Do any lines in the data below contain "Land"? If so, copy every one of them.

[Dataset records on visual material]
....

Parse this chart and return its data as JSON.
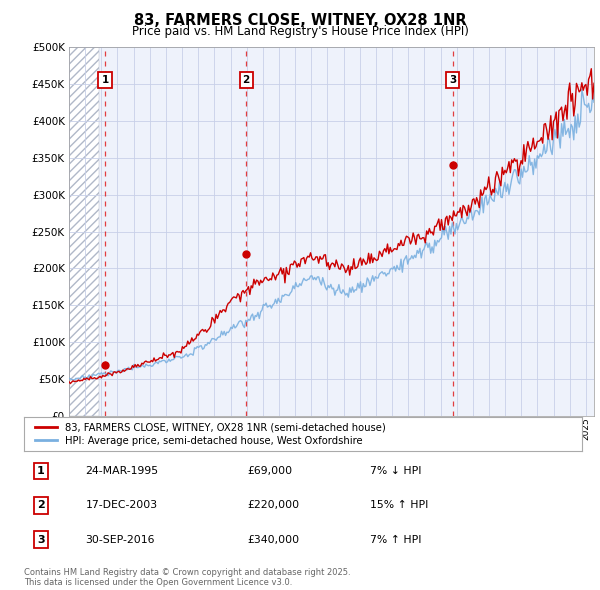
{
  "title": "83, FARMERS CLOSE, WITNEY, OX28 1NR",
  "subtitle": "Price paid vs. HM Land Registry's House Price Index (HPI)",
  "ylim": [
    0,
    500000
  ],
  "yticks": [
    0,
    50000,
    100000,
    150000,
    200000,
    250000,
    300000,
    350000,
    400000,
    450000,
    500000
  ],
  "ytick_labels": [
    "£0",
    "£50K",
    "£100K",
    "£150K",
    "£200K",
    "£250K",
    "£300K",
    "£350K",
    "£400K",
    "£450K",
    "£500K"
  ],
  "xlim_start": 1993.0,
  "xlim_end": 2025.5,
  "sale_dates": [
    1995.23,
    2003.96,
    2016.75
  ],
  "sale_prices": [
    69000,
    220000,
    340000
  ],
  "sale_labels": [
    "1",
    "2",
    "3"
  ],
  "vline_color": "#dd0000",
  "property_line_color": "#cc0000",
  "hpi_line_color": "#7ab0e0",
  "legend_property": "83, FARMERS CLOSE, WITNEY, OX28 1NR (semi-detached house)",
  "legend_hpi": "HPI: Average price, semi-detached house, West Oxfordshire",
  "table_entries": [
    {
      "num": "1",
      "date": "24-MAR-1995",
      "price": "£69,000",
      "change": "7% ↓ HPI"
    },
    {
      "num": "2",
      "date": "17-DEC-2003",
      "price": "£220,000",
      "change": "15% ↑ HPI"
    },
    {
      "num": "3",
      "date": "30-SEP-2016",
      "price": "£340,000",
      "change": "7% ↑ HPI"
    }
  ],
  "footer": "Contains HM Land Registry data © Crown copyright and database right 2025.\nThis data is licensed under the Open Government Licence v3.0.",
  "bg_color": "#eef2fb",
  "grid_color": "#c8d0e8"
}
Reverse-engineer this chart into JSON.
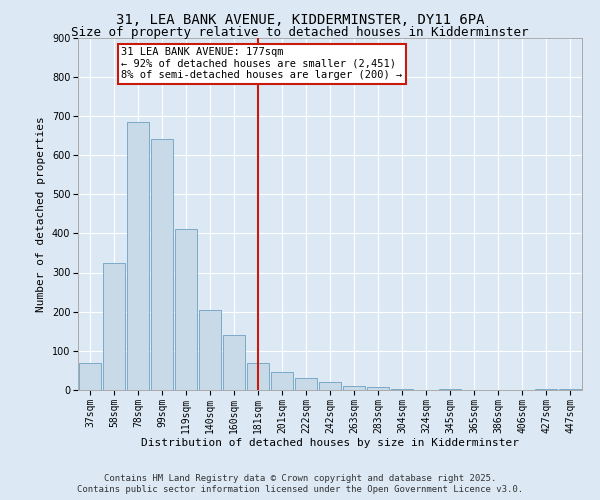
{
  "title_line1": "31, LEA BANK AVENUE, KIDDERMINSTER, DY11 6PA",
  "title_line2": "Size of property relative to detached houses in Kidderminster",
  "xlabel": "Distribution of detached houses by size in Kidderminster",
  "ylabel": "Number of detached properties",
  "categories": [
    "37sqm",
    "58sqm",
    "78sqm",
    "99sqm",
    "119sqm",
    "140sqm",
    "160sqm",
    "181sqm",
    "201sqm",
    "222sqm",
    "242sqm",
    "263sqm",
    "283sqm",
    "304sqm",
    "324sqm",
    "345sqm",
    "365sqm",
    "386sqm",
    "406sqm",
    "427sqm",
    "447sqm"
  ],
  "values": [
    70,
    325,
    685,
    640,
    410,
    205,
    140,
    70,
    45,
    30,
    20,
    10,
    7,
    3,
    0,
    3,
    0,
    0,
    0,
    3,
    3
  ],
  "bar_color": "#c8d9e8",
  "bar_edge_color": "#7aaac8",
  "highlight_bar_index": 7,
  "highlight_color": "#c8190c",
  "annotation_text": "31 LEA BANK AVENUE: 177sqm\n← 92% of detached houses are smaller (2,451)\n8% of semi-detached houses are larger (200) →",
  "annotation_box_color": "#c8190c",
  "ylim": [
    0,
    900
  ],
  "yticks": [
    0,
    100,
    200,
    300,
    400,
    500,
    600,
    700,
    800,
    900
  ],
  "background_color": "#dce9f5",
  "grid_color": "#ffffff",
  "footer_line1": "Contains HM Land Registry data © Crown copyright and database right 2025.",
  "footer_line2": "Contains public sector information licensed under the Open Government Licence v3.0.",
  "title_fontsize": 10,
  "subtitle_fontsize": 9,
  "axis_label_fontsize": 8,
  "tick_fontsize": 7,
  "annotation_fontsize": 7.5,
  "footer_fontsize": 6.5
}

....

- **Answer to the problem**:
  "subtitle": "Price paid vs. HM Land Registry's House Price Index (HPI)",
  "footer": "Contains HM Land Registry data © Crown copyright and database right 2025.\nThis data is licensed under the Open Government Licence v3.0.",
  "footer_line1": "Contains HM Land Registry data © Crown copyright and database right 2025.",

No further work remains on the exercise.